Rows from a figure dataset:
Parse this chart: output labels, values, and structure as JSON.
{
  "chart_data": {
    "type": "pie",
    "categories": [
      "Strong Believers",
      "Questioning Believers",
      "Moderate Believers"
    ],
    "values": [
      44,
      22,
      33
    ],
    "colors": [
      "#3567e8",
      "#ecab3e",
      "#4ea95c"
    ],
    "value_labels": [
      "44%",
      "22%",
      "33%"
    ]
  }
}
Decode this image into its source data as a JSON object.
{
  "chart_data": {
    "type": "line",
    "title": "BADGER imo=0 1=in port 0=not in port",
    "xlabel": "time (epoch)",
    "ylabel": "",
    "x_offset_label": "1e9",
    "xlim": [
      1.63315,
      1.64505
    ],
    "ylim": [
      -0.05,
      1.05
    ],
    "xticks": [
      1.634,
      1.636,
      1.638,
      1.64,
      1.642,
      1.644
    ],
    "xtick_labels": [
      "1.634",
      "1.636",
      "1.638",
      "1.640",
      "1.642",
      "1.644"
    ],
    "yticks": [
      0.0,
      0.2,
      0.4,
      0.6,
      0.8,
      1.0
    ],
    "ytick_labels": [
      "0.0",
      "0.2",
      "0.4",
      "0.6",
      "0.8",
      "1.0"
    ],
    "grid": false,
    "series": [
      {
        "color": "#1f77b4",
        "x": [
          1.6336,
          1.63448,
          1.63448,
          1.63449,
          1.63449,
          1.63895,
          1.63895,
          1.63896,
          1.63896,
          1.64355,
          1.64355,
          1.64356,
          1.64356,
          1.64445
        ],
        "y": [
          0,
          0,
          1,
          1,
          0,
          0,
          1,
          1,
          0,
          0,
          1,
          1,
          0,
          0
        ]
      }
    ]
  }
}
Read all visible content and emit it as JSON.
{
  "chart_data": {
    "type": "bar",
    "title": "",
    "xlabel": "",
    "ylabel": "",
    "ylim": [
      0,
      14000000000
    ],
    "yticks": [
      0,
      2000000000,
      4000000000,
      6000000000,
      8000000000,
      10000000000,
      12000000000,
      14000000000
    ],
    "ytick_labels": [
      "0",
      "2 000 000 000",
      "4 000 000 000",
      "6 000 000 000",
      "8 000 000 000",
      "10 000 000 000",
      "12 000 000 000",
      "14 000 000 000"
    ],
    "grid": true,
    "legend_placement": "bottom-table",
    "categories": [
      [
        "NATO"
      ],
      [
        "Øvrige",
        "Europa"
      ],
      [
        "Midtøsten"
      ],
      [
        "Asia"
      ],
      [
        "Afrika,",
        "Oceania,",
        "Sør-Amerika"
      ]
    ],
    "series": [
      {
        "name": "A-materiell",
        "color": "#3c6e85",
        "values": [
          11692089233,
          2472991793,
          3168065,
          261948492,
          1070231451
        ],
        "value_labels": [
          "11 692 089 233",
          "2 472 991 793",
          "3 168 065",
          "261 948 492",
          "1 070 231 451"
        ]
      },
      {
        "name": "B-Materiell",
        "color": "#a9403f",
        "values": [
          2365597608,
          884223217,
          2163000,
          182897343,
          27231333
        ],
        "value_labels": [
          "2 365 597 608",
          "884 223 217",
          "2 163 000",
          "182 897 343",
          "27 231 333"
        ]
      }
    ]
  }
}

TASK OBJECTIVE: Reproduce each entry exactly, leaving out nothing.

COMPLETE OUTPUT:
Parse this chart: output labels, values, and structure as JSON.
{
  "chart_data": {
    "type": "pie",
    "categories": [
      "Strong Believers",
      "Questioning Believers",
      "Moderate Believers"
    ],
    "values": [
      44,
      22,
      33
    ],
    "colors": [
      "#3567e8",
      "#ecab3e",
      "#4ea95c"
    ],
    "value_labels": [
      "44%",
      "22%",
      "33%"
    ]
  }
}
Decode this image into its source data as a JSON object.
{
  "chart_data": {
    "type": "line",
    "title": "BADGER imo=0 1=in port 0=not in port",
    "xlabel": "time (epoch)",
    "ylabel": "",
    "x_offset_label": "1e9",
    "xlim": [
      1.63315,
      1.64505
    ],
    "ylim": [
      -0.05,
      1.05
    ],
    "xticks": [
      1.634,
      1.636,
      1.638,
      1.64,
      1.642,
      1.644
    ],
    "xtick_labels": [
      "1.634",
      "1.636",
      "1.638",
      "1.640",
      "1.642",
      "1.644"
    ],
    "yticks": [
      0.0,
      0.2,
      0.4,
      0.6,
      0.8,
      1.0
    ],
    "ytick_labels": [
      "0.0",
      "0.2",
      "0.4",
      "0.6",
      "0.8",
      "1.0"
    ],
    "grid": false,
    "series": [
      {
        "color": "#1f77b4",
        "x": [
          1.6336,
          1.63448,
          1.63448,
          1.63449,
          1.63449,
          1.63895,
          1.63895,
          1.63896,
          1.63896,
          1.64355,
          1.64355,
          1.64356,
          1.64356,
          1.64445
        ],
        "y": [
          0,
          0,
          1,
          1,
          0,
          0,
          1,
          1,
          0,
          0,
          1,
          1,
          0,
          0
        ]
      }
    ]
  }
}
Read all visible content and emit it as JSON.
{
  "chart_data": {
    "type": "bar",
    "title": "",
    "xlabel": "",
    "ylabel": "",
    "ylim": [
      0,
      14000000000
    ],
    "yticks": [
      0,
      2000000000,
      4000000000,
      6000000000,
      8000000000,
      10000000000,
      12000000000,
      14000000000
    ],
    "ytick_labels": [
      "0",
      "2 000 000 000",
      "4 000 000 000",
      "6 000 000 000",
      "8 000 000 000",
      "10 000 000 000",
      "12 000 000 000",
      "14 000 000 000"
    ],
    "grid": true,
    "legend_placement": "bottom-table",
    "categories": [
      [
        "NATO"
      ],
      [
        "Øvrige",
        "Europa"
      ],
      [
        "Midtøsten"
      ],
      [
        "Asia"
      ],
      [
        "Afrika,",
        "Oceania,",
        "Sør-Amerika"
      ]
    ],
    "series": [
      {
        "name": "A-materiell",
        "color": "#3c6e85",
        "values": [
          11692089233,
          2472991793,
          3168065,
          261948492,
          1070231451
        ],
        "value_labels": [
          "11 692 089 233",
          "2 472 991 793",
          "3 168 065",
          "261 948 492",
          "1 070 231 451"
        ]
      },
      {
        "name": "B-Materiell",
        "color": "#a9403f",
        "values": [
          2365597608,
          884223217,
          2163000,
          182897343,
          27231333
        ],
        "value_labels": [
          "2 365 597 608",
          "884 223 217",
          "2 163 000",
          "182 897 343",
          "27 231 333"
        ]
      }
    ]
  }
}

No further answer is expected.